__TASK INSTRUCTIONS__: How many lines in the listing below include the word "name"? Reply with the count alone.

Figure dataset records:
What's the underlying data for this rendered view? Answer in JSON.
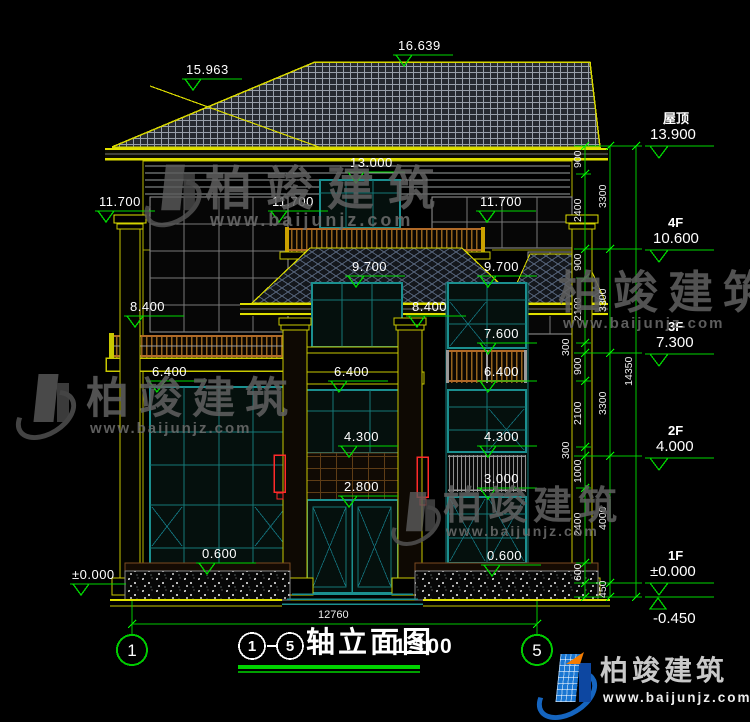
{
  "title": {
    "axis_start": "1",
    "axis_end": "5",
    "name": "轴立面图",
    "scale": "1:100"
  },
  "levels": {
    "roof": {
      "name": "屋顶",
      "elev": "13.900"
    },
    "f4": {
      "name": "4F",
      "elev": "10.600"
    },
    "f3": {
      "name": "3F",
      "elev": "7.300"
    },
    "f2": {
      "name": "2F",
      "elev": "4.000"
    },
    "f1": {
      "name": "1F",
      "elev": "±0.000"
    },
    "ground": {
      "elev": "-0.450"
    }
  },
  "spot": {
    "ridge": "16.639",
    "hip": "15.963",
    "v13000": "13.000",
    "v11700": "11.700",
    "v9700": "9.700",
    "v8400": "8.400",
    "v7600": "7.600",
    "v6400": "6.400",
    "v4300": "4.300",
    "v3000": "3.000",
    "v2800": "2.800",
    "v0600": "0.600",
    "zero": "±0.000"
  },
  "dims": {
    "inner": [
      "900",
      "2400",
      "900",
      "2100",
      "300",
      "900",
      "2100",
      "300",
      "1000",
      "2400",
      "600"
    ],
    "floors": [
      "3300",
      "3300",
      "3300",
      "4000",
      "450"
    ],
    "total": "14350",
    "bottom": "12760"
  },
  "watermark": {
    "brand": "柏竣建筑",
    "url": "www.baijunjz.com"
  },
  "colors": {
    "line_yellow": "#d8d800",
    "line_green": "#00cc00",
    "frame_teal": "#1b8f8f",
    "accent_red": "#ff2a2a",
    "text_white": "#ffffff"
  }
}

__SOLUTION TO THIS PROBLEM__: 6